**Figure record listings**
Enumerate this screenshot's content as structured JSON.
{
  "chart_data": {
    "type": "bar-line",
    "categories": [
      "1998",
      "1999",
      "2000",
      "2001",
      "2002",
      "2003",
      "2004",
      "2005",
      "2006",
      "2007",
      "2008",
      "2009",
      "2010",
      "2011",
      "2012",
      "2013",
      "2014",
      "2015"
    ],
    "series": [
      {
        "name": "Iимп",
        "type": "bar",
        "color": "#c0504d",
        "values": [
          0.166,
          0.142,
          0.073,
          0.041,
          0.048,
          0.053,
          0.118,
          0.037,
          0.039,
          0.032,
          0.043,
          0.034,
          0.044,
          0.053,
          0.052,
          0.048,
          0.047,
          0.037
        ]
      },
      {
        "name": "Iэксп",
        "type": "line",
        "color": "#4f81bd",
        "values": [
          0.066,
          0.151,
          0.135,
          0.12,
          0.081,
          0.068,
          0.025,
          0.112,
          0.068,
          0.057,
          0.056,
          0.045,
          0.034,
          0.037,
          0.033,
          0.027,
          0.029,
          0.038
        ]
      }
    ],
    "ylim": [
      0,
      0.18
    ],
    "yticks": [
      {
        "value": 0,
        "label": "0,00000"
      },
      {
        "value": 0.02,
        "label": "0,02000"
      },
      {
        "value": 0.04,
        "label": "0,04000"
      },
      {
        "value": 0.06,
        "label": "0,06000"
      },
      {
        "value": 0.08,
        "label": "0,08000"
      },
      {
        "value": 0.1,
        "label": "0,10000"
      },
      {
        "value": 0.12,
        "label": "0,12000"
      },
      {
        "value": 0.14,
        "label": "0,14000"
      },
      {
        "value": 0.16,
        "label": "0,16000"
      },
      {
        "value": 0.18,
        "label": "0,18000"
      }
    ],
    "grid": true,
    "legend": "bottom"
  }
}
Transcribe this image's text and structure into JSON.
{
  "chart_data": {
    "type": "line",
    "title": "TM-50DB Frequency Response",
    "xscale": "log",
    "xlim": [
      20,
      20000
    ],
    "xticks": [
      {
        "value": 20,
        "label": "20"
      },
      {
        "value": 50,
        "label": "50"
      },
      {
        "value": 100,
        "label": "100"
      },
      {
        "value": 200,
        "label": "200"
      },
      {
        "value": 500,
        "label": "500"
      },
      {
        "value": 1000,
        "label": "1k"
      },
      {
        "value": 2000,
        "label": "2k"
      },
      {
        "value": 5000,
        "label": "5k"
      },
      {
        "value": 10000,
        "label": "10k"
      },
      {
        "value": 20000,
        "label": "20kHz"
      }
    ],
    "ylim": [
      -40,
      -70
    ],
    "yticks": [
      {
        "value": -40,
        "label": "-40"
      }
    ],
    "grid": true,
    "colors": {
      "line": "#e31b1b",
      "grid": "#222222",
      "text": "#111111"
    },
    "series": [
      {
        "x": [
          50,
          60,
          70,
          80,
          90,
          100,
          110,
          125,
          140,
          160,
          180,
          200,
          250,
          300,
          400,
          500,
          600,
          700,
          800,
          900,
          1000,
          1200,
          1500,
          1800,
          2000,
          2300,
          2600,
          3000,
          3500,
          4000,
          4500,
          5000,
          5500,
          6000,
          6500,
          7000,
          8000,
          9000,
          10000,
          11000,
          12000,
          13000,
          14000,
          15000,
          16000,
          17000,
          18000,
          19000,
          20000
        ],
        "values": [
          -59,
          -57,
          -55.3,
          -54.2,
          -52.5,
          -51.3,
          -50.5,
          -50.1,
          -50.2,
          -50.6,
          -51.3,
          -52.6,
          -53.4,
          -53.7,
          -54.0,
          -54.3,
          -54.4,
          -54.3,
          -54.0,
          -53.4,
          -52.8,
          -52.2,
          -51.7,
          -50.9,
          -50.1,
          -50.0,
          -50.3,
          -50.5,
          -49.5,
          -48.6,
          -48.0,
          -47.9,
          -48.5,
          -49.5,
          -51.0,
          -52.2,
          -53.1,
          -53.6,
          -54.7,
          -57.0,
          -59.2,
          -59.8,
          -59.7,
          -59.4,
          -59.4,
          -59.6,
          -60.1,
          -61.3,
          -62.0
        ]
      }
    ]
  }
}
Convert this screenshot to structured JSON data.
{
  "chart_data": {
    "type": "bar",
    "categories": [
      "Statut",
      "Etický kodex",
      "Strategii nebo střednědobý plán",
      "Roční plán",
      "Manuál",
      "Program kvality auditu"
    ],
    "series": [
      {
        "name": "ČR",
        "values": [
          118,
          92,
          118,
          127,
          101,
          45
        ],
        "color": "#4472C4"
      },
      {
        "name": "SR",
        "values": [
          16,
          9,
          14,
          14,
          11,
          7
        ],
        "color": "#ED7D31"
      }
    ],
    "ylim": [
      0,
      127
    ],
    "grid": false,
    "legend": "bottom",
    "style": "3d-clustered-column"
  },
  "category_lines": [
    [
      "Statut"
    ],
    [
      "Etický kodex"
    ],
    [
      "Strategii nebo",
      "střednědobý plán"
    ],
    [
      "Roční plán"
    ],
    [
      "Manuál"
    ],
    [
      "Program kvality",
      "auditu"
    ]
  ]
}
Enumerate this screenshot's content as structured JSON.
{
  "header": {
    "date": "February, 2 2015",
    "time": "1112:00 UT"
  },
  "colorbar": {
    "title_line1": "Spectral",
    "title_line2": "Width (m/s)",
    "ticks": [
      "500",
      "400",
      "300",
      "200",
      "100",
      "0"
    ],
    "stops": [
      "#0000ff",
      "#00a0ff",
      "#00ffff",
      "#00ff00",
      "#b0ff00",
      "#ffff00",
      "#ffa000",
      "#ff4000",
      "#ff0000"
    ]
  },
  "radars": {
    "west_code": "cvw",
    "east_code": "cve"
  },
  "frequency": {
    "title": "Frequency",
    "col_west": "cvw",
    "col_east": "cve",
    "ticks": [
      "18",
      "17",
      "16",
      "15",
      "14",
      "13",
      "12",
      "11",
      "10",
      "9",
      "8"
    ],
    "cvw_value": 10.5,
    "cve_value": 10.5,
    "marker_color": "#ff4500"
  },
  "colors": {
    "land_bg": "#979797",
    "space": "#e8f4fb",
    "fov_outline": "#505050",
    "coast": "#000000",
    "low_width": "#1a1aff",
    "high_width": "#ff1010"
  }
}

**What is being asked**
What is the number of lines in the data holding the word "plán"? Reply with that number only.

**Result below**
4